What to produce: Print all of the data exactly.

* * * *

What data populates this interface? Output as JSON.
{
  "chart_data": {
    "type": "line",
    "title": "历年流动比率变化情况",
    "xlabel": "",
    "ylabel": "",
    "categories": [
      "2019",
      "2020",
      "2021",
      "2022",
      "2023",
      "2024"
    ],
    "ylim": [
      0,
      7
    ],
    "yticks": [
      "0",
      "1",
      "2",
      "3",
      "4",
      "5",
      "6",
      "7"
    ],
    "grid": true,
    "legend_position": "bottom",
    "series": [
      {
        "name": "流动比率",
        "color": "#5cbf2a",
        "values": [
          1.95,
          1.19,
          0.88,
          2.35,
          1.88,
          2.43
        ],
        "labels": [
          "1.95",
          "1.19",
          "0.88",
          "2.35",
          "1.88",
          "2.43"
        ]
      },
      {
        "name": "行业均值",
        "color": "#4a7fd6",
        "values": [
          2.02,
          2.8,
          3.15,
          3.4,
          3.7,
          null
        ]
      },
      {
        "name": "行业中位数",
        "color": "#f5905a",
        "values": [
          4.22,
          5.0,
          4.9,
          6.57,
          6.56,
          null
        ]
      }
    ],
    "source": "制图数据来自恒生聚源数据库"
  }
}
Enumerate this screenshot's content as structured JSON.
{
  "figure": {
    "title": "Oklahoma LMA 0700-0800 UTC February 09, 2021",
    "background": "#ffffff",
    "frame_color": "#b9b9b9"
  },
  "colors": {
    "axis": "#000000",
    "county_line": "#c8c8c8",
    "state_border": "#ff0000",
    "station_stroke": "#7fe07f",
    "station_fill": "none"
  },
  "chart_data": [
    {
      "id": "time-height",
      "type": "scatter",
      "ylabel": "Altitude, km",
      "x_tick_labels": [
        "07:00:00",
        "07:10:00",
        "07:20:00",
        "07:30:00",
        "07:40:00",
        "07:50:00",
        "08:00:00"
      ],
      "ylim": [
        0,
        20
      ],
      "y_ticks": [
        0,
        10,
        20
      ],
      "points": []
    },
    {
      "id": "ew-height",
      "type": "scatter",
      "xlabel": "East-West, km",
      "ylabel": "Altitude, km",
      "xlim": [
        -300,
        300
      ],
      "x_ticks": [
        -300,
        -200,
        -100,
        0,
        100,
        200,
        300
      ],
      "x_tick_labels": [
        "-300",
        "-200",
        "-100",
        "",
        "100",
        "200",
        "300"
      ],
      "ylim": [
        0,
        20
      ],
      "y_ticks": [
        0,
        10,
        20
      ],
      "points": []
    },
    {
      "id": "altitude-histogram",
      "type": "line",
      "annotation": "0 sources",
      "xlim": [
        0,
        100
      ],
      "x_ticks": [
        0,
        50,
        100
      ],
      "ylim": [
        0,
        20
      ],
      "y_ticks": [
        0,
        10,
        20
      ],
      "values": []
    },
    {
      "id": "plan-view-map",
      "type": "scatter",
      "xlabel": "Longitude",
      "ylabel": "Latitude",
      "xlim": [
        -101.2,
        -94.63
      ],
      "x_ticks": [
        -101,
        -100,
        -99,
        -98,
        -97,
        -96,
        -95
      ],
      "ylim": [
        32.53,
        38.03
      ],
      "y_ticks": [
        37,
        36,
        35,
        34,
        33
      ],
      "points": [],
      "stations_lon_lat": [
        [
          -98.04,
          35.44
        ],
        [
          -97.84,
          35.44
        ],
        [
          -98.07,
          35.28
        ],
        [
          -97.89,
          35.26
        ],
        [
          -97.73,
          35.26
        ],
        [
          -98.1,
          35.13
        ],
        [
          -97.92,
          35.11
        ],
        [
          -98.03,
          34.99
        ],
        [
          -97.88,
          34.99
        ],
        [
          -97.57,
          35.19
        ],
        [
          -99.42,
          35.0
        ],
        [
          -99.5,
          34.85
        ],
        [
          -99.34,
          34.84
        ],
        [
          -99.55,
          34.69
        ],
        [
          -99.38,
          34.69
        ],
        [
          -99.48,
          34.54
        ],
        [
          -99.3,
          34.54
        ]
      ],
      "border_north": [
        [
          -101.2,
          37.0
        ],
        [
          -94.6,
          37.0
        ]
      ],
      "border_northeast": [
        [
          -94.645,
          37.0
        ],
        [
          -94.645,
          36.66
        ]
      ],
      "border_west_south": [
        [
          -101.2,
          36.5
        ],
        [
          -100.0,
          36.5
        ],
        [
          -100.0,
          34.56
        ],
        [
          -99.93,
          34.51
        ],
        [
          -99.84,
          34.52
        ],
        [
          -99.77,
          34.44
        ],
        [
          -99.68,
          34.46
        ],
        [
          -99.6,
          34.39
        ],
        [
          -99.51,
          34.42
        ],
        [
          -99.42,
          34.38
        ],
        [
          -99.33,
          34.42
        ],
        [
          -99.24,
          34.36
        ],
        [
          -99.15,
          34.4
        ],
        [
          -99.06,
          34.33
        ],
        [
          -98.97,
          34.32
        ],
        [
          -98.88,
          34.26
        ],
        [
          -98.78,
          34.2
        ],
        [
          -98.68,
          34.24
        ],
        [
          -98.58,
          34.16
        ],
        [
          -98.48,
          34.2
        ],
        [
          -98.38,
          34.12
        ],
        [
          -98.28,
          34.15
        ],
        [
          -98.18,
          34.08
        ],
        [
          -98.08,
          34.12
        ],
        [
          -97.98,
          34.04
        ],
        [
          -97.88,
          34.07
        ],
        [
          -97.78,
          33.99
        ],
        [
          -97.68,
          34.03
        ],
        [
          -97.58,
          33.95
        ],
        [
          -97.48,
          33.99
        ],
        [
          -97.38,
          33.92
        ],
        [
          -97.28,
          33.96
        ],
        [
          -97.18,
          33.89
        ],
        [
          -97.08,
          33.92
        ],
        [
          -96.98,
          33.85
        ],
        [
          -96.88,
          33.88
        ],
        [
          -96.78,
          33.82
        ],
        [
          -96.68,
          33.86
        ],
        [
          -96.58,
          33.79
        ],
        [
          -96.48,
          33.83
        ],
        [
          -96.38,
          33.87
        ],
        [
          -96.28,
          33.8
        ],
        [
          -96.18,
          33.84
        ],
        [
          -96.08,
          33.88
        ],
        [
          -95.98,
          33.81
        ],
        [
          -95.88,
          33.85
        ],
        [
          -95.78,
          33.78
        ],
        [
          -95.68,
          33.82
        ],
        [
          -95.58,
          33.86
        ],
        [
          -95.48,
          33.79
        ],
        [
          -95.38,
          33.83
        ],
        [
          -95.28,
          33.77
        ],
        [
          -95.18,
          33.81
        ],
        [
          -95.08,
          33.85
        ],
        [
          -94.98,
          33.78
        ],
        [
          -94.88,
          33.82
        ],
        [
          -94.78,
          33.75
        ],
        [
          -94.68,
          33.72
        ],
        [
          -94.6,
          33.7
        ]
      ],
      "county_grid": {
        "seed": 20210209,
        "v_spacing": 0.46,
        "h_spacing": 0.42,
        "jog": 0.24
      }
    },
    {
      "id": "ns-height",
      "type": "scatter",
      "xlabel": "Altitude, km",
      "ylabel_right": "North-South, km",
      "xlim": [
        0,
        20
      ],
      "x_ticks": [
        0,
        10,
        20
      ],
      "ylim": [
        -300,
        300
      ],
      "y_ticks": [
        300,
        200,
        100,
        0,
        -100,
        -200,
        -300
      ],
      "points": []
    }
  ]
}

* * * *

Complete output:
What data populates this interface? Output as JSON.
{
  "chart_data": {
    "type": "line",
    "title": "历年流动比率变化情况",
    "xlabel": "",
    "ylabel": "",
    "categories": [
      "2019",
      "2020",
      "2021",
      "2022",
      "2023",
      "2024"
    ],
    "ylim": [
      0,
      7
    ],
    "yticks": [
      "0",
      "1",
      "2",
      "3",
      "4",
      "5",
      "6",
      "7"
    ],
    "grid": true,
    "legend_position": "bottom",
    "series": [
      {
        "name": "流动比率",
        "color": "#5cbf2a",
        "values": [
          1.95,
          1.19,
          0.88,
          2.35,
          1.88,
          2.43
        ],
        "labels": [
          "1.95",
          "1.19",
          "0.88",
          "2.35",
          "1.88",
          "2.43"
        ]
      },
      {
        "name": "行业均值",
        "color": "#4a7fd6",
        "values": [
          2.02,
          2.8,
          3.15,
          3.4,
          3.7,
          null
        ]
      },
      {
        "name": "行业中位数",
        "color": "#f5905a",
        "values": [
          4.22,
          5.0,
          4.9,
          6.57,
          6.56,
          null
        ]
      }
    ],
    "source": "制图数据来自恒生聚源数据库"
  }
}
Enumerate this screenshot's content as structured JSON.
{
  "figure": {
    "title": "Oklahoma LMA 0700-0800 UTC February 09, 2021",
    "background": "#ffffff",
    "frame_color": "#b9b9b9"
  },
  "colors": {
    "axis": "#000000",
    "county_line": "#c8c8c8",
    "state_border": "#ff0000",
    "station_stroke": "#7fe07f",
    "station_fill": "none"
  },
  "chart_data": [
    {
      "id": "time-height",
      "type": "scatter",
      "ylabel": "Altitude, km",
      "x_tick_labels": [
        "07:00:00",
        "07:10:00",
        "07:20:00",
        "07:30:00",
        "07:40:00",
        "07:50:00",
        "08:00:00"
      ],
      "ylim": [
        0,
        20
      ],
      "y_ticks": [
        0,
        10,
        20
      ],
      "points": []
    },
    {
      "id": "ew-height",
      "type": "scatter",
      "xlabel": "East-West, km",
      "ylabel": "Altitude, km",
      "xlim": [
        -300,
        300
      ],
      "x_ticks": [
        -300,
        -200,
        -100,
        0,
        100,
        200,
        300
      ],
      "x_tick_labels": [
        "-300",
        "-200",
        "-100",
        "",
        "100",
        "200",
        "300"
      ],
      "ylim": [
        0,
        20
      ],
      "y_ticks": [
        0,
        10,
        20
      ],
      "points": []
    },
    {
      "id": "altitude-histogram",
      "type": "line",
      "annotation": "0 sources",
      "xlim": [
        0,
        100
      ],
      "x_ticks": [
        0,
        50,
        100
      ],
      "ylim": [
        0,
        20
      ],
      "y_ticks": [
        0,
        10,
        20
      ],
      "values": []
    },
    {
      "id": "plan-view-map",
      "type": "scatter",
      "xlabel": "Longitude",
      "ylabel": "Latitude",
      "xlim": [
        -101.2,
        -94.63
      ],
      "x_ticks": [
        -101,
        -100,
        -99,
        -98,
        -97,
        -96,
        -95
      ],
      "ylim": [
        32.53,
        38.03
      ],
      "y_ticks": [
        37,
        36,
        35,
        34,
        33
      ],
      "points": [],
      "stations_lon_lat": [
        [
          -98.04,
          35.44
        ],
        [
          -97.84,
          35.44
        ],
        [
          -98.07,
          35.28
        ],
        [
          -97.89,
          35.26
        ],
        [
          -97.73,
          35.26
        ],
        [
          -98.1,
          35.13
        ],
        [
          -97.92,
          35.11
        ],
        [
          -98.03,
          34.99
        ],
        [
          -97.88,
          34.99
        ],
        [
          -97.57,
          35.19
        ],
        [
          -99.42,
          35.0
        ],
        [
          -99.5,
          34.85
        ],
        [
          -99.34,
          34.84
        ],
        [
          -99.55,
          34.69
        ],
        [
          -99.38,
          34.69
        ],
        [
          -99.48,
          34.54
        ],
        [
          -99.3,
          34.54
        ]
      ],
      "border_north": [
        [
          -101.2,
          37.0
        ],
        [
          -94.6,
          37.0
        ]
      ],
      "border_northeast": [
        [
          -94.645,
          37.0
        ],
        [
          -94.645,
          36.66
        ]
      ],
      "border_west_south": [
        [
          -101.2,
          36.5
        ],
        [
          -100.0,
          36.5
        ],
        [
          -100.0,
          34.56
        ],
        [
          -99.93,
          34.51
        ],
        [
          -99.84,
          34.52
        ],
        [
          -99.77,
          34.44
        ],
        [
          -99.68,
          34.46
        ],
        [
          -99.6,
          34.39
        ],
        [
          -99.51,
          34.42
        ],
        [
          -99.42,
          34.38
        ],
        [
          -99.33,
          34.42
        ],
        [
          -99.24,
          34.36
        ],
        [
          -99.15,
          34.4
        ],
        [
          -99.06,
          34.33
        ],
        [
          -98.97,
          34.32
        ],
        [
          -98.88,
          34.26
        ],
        [
          -98.78,
          34.2
        ],
        [
          -98.68,
          34.24
        ],
        [
          -98.58,
          34.16
        ],
        [
          -98.48,
          34.2
        ],
        [
          -98.38,
          34.12
        ],
        [
          -98.28,
          34.15
        ],
        [
          -98.18,
          34.08
        ],
        [
          -98.08,
          34.12
        ],
        [
          -97.98,
          34.04
        ],
        [
          -97.88,
          34.07
        ],
        [
          -97.78,
          33.99
        ],
        [
          -97.68,
          34.03
        ],
        [
          -97.58,
          33.95
        ],
        [
          -97.48,
          33.99
        ],
        [
          -97.38,
          33.92
        ],
        [
          -97.28,
          33.96
        ],
        [
          -97.18,
          33.89
        ],
        [
          -97.08,
          33.92
        ],
        [
          -96.98,
          33.85
        ],
        [
          -96.88,
          33.88
        ],
        [
          -96.78,
          33.82
        ],
        [
          -96.68,
          33.86
        ],
        [
          -96.58,
          33.79
        ],
        [
          -96.48,
          33.83
        ],
        [
          -96.38,
          33.87
        ],
        [
          -96.28,
          33.8
        ],
        [
          -96.18,
          33.84
        ],
        [
          -96.08,
          33.88
        ],
        [
          -95.98,
          33.81
        ],
        [
          -95.88,
          33.85
        ],
        [
          -95.78,
          33.78
        ],
        [
          -95.68,
          33.82
        ],
        [
          -95.58,
          33.86
        ],
        [
          -95.48,
          33.79
        ],
        [
          -95.38,
          33.83
        ],
        [
          -95.28,
          33.77
        ],
        [
          -95.18,
          33.81
        ],
        [
          -95.08,
          33.85
        ],
        [
          -94.98,
          33.78
        ],
        [
          -94.88,
          33.82
        ],
        [
          -94.78,
          33.75
        ],
        [
          -94.68,
          33.72
        ],
        [
          -94.6,
          33.7
        ]
      ],
      "county_grid": {
        "seed": 20210209,
        "v_spacing": 0.46,
        "h_spacing": 0.42,
        "jog": 0.24
      }
    },
    {
      "id": "ns-height",
      "type": "scatter",
      "xlabel": "Altitude, km",
      "ylabel_right": "North-South, km",
      "xlim": [
        0,
        20
      ],
      "x_ticks": [
        0,
        10,
        20
      ],
      "ylim": [
        -300,
        300
      ],
      "y_ticks": [
        300,
        200,
        100,
        0,
        -100,
        -200,
        -300
      ],
      "points": []
    }
  ]
}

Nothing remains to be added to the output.